- [SOURCE]:
Exception: Connection closed while reading from the driver

@goasleep
Copy link
Contributor

I got it. You use Jupyter notebook to run this code. Jupyter have their own async event loop and asyncio.run will open new event loop so it will raise this error. you could switch to a plain Python file to run your script. If you're keen on sticking with Jupyter, just make sure to run certain lines of code before executing your main script.

!pip install nest-asyncio
import nest_asyncio
nest_asyncio.apply()

graph_config = ....

@xjtupy

@xjtupy
Copy link
Author

xjtupy commented Aug 23, 2024

@goasleep I added the following code in Jupyter and the error still occurs

import nest_asyncio
nest_asyncio.apply()

In addition, I wrote a python file to run that code on Linux, and it also reported this error

Traceback (most recent call last):
  File "/home/odin/ddmpeng/tmp.py", line 23, in <module>
    result = smart_scraper_graph.run()
  File "/home/odin/ddmpeng/miniconda3/envs/py39ddmpeng/lib/python3.9/site-packages/scrapegraphai/graphs/smart_scraper_graph.py", line 114, in run
    self.final_state, self.execution_info = self.graph.execute(inputs)

- [Element boundary data]:
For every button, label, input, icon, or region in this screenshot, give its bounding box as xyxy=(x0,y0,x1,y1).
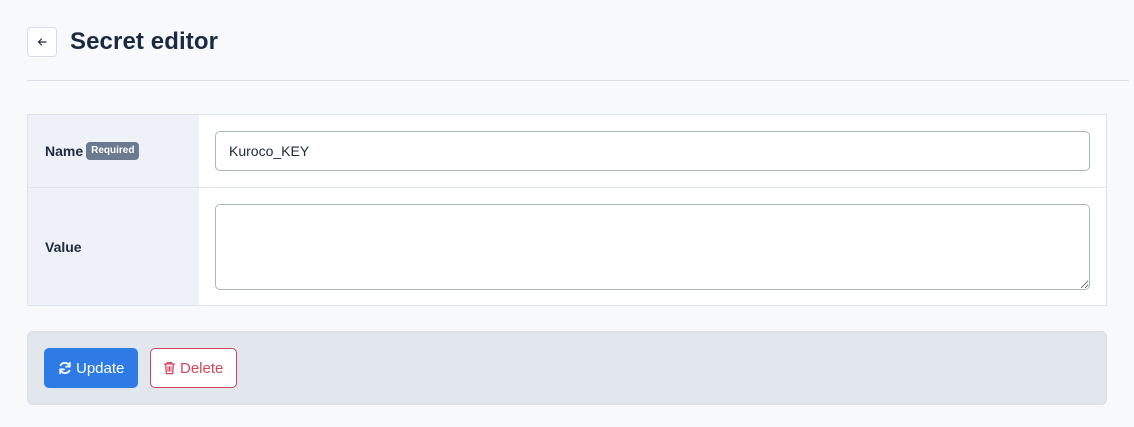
delete-button-label: Delete xyxy=(180,359,224,377)
name-input-cell xyxy=(199,115,1106,187)
value-label: Value xyxy=(45,238,82,255)
refresh-icon xyxy=(58,361,72,375)
page-title: Secret editor xyxy=(70,28,219,55)
update-button-label: Update xyxy=(76,359,125,377)
secret-form: Name Required Value xyxy=(27,114,1107,306)
value-row: Value xyxy=(28,187,1106,305)
trash-icon xyxy=(163,361,176,375)
delete-button[interactable]: Delete xyxy=(150,348,237,388)
name-label: Name xyxy=(45,143,84,159)
update-button[interactable]: Update xyxy=(44,348,138,388)
arrow-left-icon xyxy=(37,38,47,46)
required-badge: Required xyxy=(86,142,140,160)
action-bar: Update Delete xyxy=(27,331,1107,405)
value-textarea[interactable] xyxy=(215,204,1090,290)
name-label-cell: Name Required xyxy=(28,115,199,187)
name-input[interactable] xyxy=(215,131,1090,171)
back-button[interactable] xyxy=(27,27,57,57)
value-input-cell xyxy=(199,188,1106,305)
page-header: Secret editor xyxy=(27,26,218,58)
value-label-cell: Value xyxy=(28,188,199,305)
name-row: Name Required xyxy=(28,115,1106,187)
header-divider xyxy=(27,80,1129,81)
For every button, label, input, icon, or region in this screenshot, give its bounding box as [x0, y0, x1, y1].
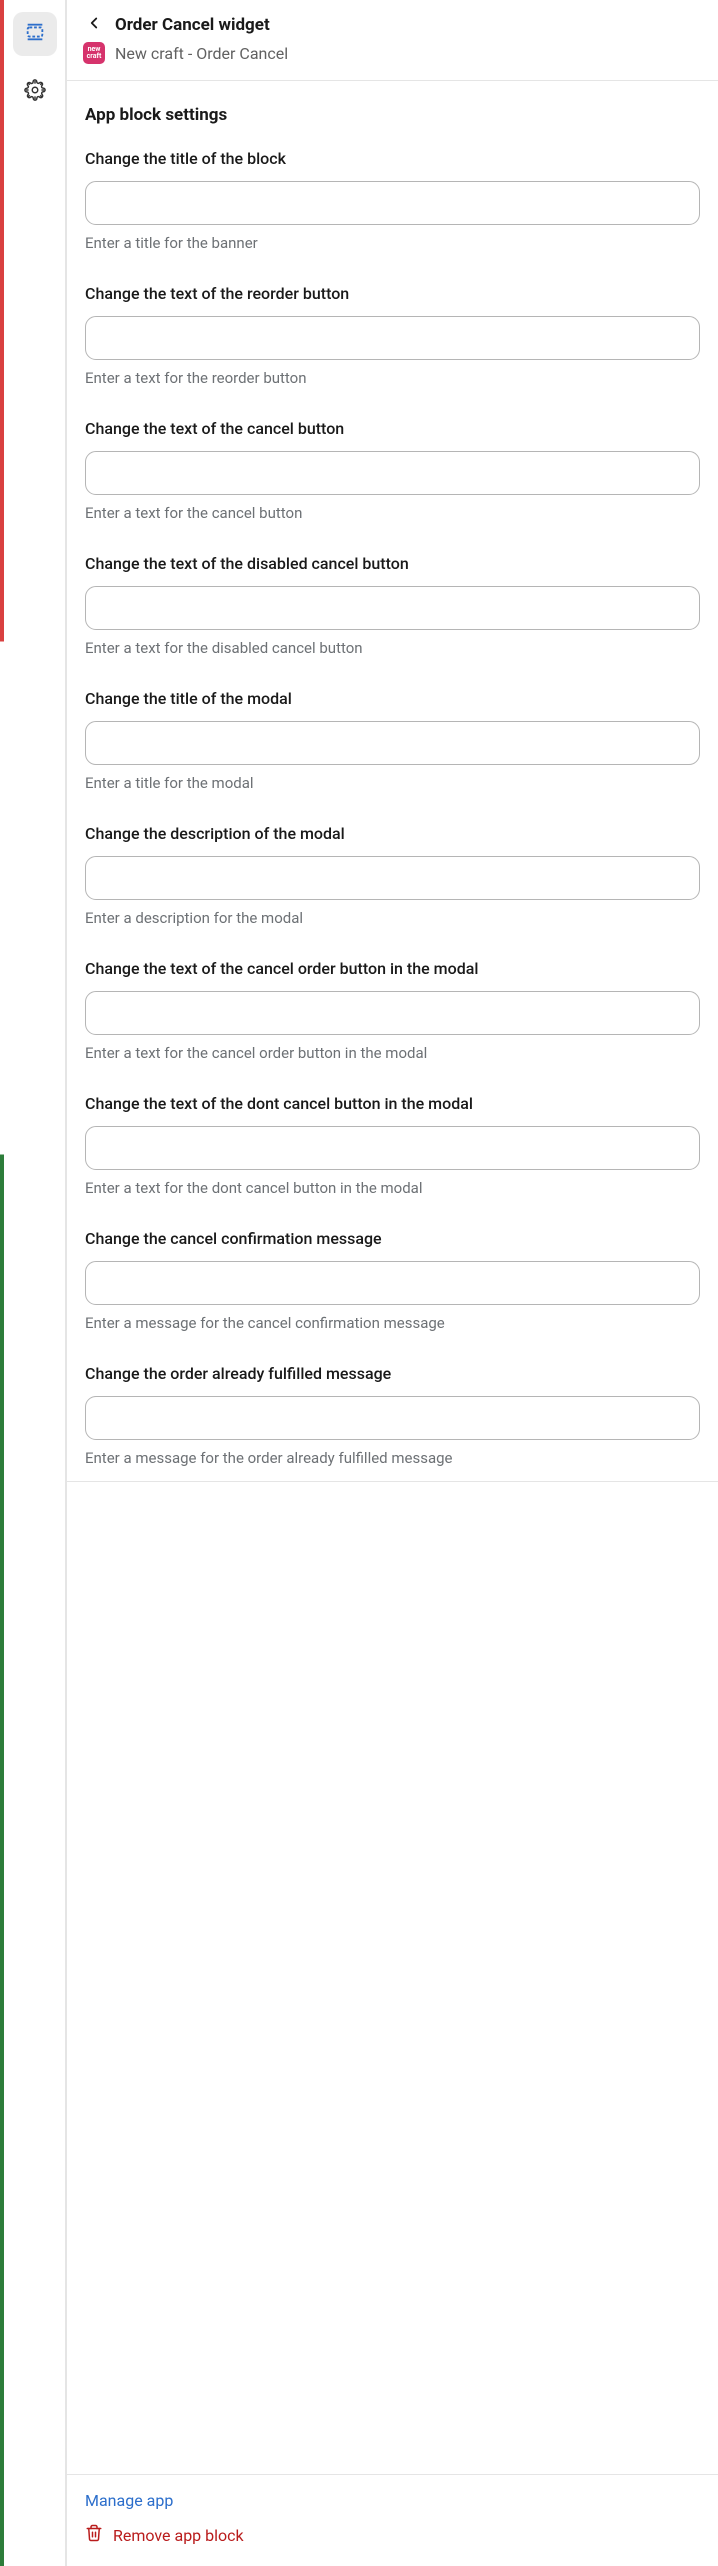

- [AIM]:
Reproduce word for word the passage of the thread that begins at "xjtupy commented Aug" and stops after "self.execution_info = self.graph.execute(inputs)".

- [WRITTEN RESPONSE]:
xjtupy commented Aug 23, 2024

@goasleep I added the following code in Jupyter and the error still occurs

import nest_asyncio
nest_asyncio.apply()

In addition, I wrote a python file to run that code on Linux, and it also reported this error

Traceback (most recent call last):
  File "/home/odin/ddmpeng/tmp.py", line 23, in <module>
    result = smart_scraper_graph.run()
  File "/home/odin/ddmpeng/miniconda3/envs/py39ddmpeng/lib/python3.9/site-packages/scrapegraphai/graphs/smart_scraper_graph.py", line 114, in run
    self.final_state, self.execution_info = self.graph.execute(inputs)